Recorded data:

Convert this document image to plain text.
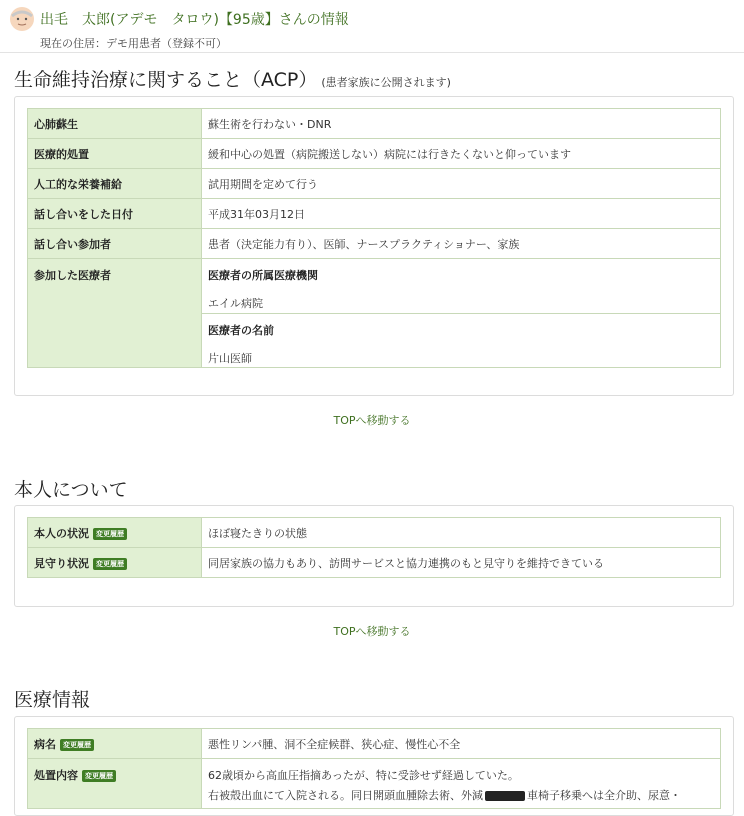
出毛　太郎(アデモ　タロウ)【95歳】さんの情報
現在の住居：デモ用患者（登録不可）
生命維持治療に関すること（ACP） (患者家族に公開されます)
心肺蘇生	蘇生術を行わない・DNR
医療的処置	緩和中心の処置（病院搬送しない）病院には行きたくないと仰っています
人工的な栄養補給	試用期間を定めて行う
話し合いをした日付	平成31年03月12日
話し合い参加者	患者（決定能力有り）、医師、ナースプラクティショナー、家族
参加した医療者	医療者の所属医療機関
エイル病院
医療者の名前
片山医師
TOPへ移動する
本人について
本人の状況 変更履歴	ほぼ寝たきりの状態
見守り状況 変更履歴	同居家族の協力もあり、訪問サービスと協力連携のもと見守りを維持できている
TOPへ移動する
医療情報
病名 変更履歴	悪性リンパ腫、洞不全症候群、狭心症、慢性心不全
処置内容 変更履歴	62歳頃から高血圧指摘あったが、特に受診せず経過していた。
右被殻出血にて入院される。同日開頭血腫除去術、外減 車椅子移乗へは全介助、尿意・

---

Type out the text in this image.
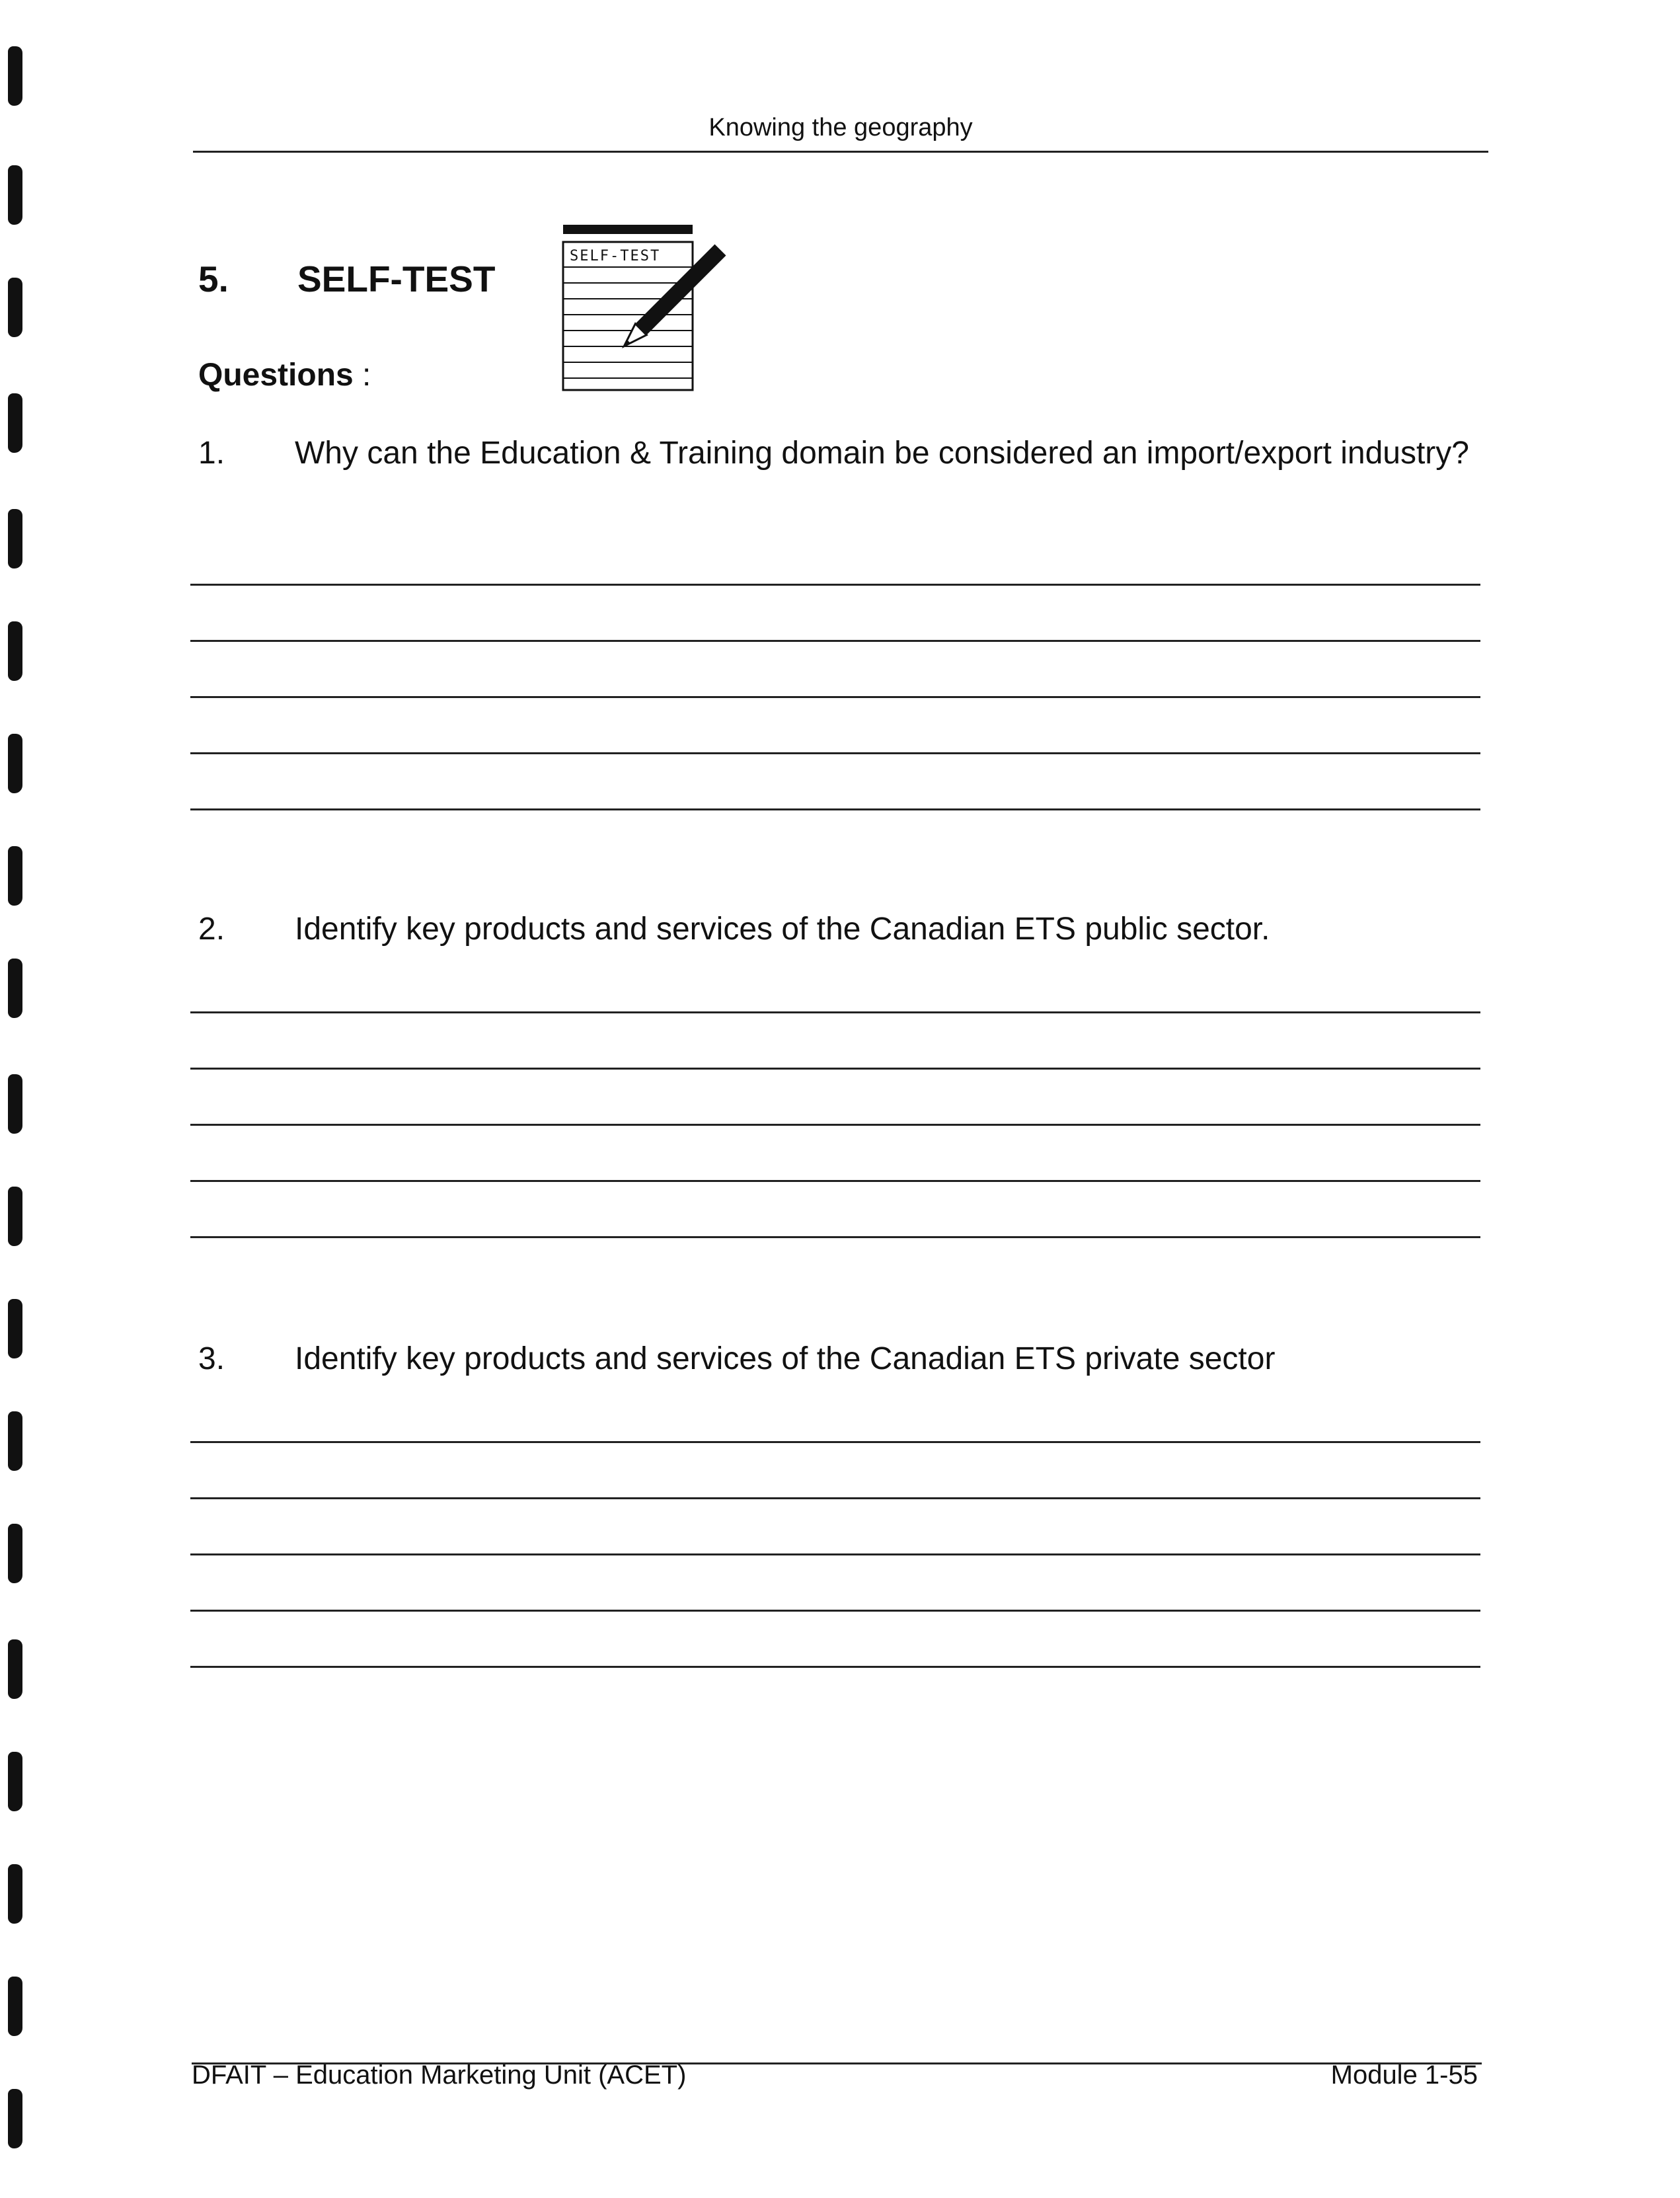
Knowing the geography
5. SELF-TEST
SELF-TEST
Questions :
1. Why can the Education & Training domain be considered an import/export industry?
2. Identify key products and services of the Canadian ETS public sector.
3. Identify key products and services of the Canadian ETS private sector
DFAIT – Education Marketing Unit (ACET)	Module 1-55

...

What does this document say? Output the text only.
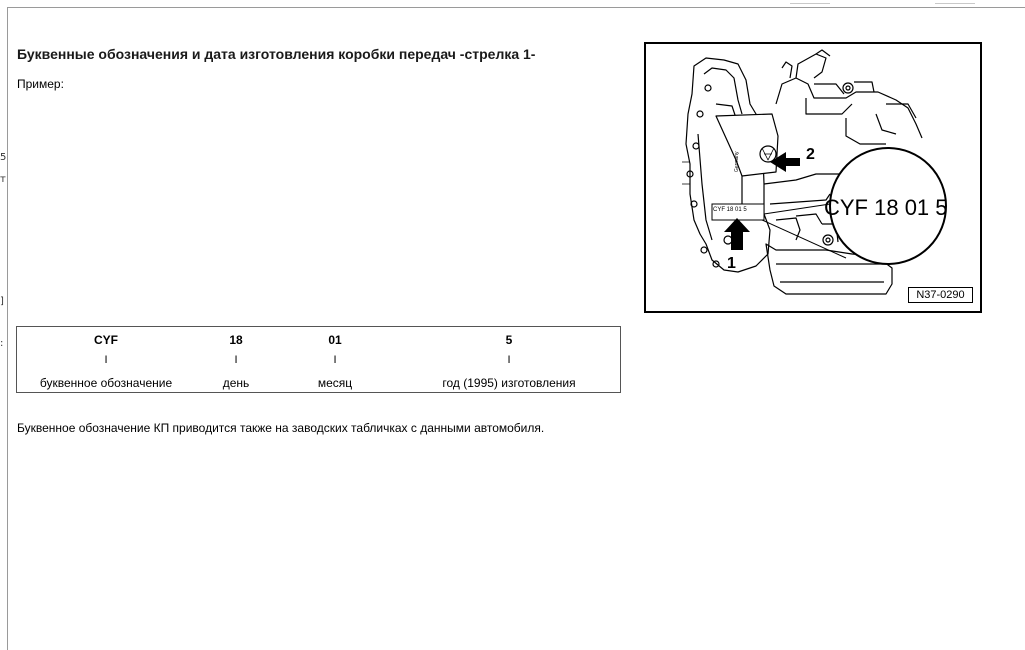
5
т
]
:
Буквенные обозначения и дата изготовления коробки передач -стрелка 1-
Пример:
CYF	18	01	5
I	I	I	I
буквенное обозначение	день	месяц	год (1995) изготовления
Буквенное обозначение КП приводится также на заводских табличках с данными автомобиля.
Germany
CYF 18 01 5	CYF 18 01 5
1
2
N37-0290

Instructions to follow ▸
Looking at the material above, count the lines containing the string "products" and reply with the count alone.

Worked solution ▸
2